## The problem
Locate and copy all lines bearing the word "title".

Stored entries
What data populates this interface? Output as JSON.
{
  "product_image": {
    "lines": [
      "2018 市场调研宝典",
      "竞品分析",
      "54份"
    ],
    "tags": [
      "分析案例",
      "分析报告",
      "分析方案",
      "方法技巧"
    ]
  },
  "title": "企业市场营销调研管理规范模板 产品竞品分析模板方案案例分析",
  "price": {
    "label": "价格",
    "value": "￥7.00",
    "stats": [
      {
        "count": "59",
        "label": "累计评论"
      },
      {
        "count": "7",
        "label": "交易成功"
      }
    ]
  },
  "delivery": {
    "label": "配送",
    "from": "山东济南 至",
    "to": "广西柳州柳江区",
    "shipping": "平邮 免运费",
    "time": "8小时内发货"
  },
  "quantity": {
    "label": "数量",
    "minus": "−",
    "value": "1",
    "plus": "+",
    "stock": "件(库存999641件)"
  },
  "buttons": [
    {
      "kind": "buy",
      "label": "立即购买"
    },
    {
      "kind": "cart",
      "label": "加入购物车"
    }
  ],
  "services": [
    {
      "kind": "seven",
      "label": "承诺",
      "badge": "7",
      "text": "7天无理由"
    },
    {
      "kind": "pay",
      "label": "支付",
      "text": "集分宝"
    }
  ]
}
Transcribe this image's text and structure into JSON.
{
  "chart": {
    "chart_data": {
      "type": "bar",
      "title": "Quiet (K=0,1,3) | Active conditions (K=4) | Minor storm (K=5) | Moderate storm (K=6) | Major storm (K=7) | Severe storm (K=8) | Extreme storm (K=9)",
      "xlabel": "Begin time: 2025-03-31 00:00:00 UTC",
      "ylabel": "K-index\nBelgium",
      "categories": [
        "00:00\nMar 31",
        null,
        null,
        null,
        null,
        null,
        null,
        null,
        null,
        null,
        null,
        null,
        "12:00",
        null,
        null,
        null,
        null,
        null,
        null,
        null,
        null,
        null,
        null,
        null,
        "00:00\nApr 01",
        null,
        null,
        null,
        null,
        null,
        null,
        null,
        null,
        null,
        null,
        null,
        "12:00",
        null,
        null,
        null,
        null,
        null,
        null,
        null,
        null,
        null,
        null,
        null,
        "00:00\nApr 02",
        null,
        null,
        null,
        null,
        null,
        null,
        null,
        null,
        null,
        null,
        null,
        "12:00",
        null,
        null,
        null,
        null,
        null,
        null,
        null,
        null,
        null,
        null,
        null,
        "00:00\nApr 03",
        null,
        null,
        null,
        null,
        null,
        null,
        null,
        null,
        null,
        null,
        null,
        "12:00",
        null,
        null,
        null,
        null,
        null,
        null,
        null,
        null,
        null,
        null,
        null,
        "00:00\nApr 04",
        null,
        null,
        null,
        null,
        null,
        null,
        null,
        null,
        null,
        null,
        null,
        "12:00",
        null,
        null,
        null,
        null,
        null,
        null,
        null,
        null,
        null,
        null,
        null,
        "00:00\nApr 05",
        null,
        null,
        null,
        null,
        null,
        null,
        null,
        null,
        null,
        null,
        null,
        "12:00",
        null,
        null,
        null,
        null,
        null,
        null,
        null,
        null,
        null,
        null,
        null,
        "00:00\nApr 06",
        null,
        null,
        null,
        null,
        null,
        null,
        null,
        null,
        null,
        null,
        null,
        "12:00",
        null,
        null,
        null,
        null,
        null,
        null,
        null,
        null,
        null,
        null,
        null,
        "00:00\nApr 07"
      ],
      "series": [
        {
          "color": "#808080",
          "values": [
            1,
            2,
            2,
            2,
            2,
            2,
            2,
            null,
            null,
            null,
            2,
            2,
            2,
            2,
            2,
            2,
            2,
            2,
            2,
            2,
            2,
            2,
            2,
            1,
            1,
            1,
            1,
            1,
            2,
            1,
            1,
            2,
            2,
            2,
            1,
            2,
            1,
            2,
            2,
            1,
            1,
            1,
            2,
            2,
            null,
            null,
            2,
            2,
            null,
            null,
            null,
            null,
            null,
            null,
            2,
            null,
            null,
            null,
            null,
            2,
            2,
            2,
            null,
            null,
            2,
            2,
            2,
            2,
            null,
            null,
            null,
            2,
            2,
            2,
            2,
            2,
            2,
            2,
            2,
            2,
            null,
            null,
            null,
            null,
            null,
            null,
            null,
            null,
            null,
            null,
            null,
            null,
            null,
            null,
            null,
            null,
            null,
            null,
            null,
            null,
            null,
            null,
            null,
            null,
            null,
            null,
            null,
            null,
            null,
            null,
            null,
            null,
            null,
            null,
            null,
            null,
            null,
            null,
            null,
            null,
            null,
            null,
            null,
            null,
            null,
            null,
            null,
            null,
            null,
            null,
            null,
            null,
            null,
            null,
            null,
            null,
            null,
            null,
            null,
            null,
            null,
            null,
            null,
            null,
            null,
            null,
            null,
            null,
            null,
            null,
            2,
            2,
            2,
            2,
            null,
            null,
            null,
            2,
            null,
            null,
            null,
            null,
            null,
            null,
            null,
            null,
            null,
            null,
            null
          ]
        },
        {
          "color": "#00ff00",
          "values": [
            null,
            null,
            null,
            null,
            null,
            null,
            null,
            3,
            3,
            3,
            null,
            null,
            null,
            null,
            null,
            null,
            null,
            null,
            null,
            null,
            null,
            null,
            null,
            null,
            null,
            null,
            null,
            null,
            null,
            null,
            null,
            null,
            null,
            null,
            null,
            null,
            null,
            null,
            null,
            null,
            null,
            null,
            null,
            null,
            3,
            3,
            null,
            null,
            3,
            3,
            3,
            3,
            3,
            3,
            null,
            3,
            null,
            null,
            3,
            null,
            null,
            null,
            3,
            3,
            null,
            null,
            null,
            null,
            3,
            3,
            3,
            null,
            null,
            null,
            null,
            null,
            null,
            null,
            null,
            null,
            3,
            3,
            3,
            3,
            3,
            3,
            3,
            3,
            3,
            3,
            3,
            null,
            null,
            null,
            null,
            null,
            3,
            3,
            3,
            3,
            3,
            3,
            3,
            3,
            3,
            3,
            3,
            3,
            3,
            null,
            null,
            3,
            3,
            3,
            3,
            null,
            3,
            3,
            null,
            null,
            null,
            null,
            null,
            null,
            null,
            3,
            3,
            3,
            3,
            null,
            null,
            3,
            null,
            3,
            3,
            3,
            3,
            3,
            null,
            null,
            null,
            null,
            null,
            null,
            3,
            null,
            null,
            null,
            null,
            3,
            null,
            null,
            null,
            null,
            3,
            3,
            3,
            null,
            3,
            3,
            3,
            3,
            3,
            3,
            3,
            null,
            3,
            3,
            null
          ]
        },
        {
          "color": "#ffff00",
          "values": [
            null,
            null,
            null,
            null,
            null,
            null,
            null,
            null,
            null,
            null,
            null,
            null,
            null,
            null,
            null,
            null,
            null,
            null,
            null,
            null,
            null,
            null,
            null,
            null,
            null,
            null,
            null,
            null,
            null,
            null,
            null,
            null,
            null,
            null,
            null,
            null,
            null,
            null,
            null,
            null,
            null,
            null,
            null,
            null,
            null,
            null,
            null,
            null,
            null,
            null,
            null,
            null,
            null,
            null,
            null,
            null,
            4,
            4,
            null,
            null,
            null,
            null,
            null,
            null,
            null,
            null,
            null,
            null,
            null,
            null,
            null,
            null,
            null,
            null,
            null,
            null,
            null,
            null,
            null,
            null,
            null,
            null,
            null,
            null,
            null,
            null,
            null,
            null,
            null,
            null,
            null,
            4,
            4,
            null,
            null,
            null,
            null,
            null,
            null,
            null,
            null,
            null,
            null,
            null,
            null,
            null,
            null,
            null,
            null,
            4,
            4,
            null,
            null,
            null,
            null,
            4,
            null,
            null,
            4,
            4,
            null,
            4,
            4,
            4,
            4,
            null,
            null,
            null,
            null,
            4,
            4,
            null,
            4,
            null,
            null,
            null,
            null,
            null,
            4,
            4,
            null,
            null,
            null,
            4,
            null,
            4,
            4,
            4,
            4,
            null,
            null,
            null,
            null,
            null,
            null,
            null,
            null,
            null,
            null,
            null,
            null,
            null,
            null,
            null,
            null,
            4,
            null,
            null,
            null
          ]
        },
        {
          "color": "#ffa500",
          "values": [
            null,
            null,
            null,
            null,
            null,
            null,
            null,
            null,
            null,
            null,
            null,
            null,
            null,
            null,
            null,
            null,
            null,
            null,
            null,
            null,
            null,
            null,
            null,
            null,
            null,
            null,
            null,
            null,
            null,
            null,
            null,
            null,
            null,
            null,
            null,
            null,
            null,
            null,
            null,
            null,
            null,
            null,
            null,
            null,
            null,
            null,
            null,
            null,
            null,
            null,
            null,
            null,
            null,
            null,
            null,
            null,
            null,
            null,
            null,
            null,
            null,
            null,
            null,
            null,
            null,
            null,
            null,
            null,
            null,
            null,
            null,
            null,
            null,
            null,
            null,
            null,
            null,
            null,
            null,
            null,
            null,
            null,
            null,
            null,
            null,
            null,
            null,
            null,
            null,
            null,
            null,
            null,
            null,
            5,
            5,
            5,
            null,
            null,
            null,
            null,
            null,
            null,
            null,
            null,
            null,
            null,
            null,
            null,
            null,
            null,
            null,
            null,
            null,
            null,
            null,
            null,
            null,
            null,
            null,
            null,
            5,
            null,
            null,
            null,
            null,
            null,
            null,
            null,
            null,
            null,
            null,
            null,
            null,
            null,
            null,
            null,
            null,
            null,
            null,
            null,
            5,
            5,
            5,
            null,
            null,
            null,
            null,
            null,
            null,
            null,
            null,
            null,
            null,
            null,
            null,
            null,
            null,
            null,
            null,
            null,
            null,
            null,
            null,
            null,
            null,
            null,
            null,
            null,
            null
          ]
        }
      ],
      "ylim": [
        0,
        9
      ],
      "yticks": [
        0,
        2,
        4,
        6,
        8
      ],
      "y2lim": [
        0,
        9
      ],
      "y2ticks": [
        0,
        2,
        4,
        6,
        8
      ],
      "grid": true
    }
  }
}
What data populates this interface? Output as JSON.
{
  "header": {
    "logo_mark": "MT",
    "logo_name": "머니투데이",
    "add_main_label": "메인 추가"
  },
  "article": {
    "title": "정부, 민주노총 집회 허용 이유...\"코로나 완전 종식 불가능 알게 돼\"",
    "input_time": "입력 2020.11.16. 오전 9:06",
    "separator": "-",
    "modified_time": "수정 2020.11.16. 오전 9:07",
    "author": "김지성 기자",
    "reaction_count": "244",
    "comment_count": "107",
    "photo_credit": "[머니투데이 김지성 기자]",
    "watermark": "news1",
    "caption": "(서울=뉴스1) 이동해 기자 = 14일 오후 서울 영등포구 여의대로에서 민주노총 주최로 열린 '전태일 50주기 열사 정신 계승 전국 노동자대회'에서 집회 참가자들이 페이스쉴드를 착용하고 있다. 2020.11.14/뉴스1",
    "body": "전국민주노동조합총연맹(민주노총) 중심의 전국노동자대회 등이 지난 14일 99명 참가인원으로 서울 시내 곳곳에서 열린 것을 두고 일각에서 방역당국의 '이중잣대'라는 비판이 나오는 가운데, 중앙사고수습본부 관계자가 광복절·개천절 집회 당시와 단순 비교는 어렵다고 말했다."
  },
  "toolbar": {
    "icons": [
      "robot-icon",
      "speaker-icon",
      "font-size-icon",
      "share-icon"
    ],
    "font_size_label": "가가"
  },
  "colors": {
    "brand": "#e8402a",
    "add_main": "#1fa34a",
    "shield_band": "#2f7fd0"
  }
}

## Solution for this problem
  "title": "企业市场营销调研管理规范模板 产品竞品分析模板方案案例分析",
      "title": "Quiet (K=0,1,3) | Active conditions (K=4) | Minor storm (K=5) | Moderate storm (K=6) | Major storm (K=7) | Severe storm (K=8) | Extreme storm (K=9)",
    "title": "정부, 민주노총 집회 허용 이유...\"코로나 완전 종식 불가능 알게 돼\"",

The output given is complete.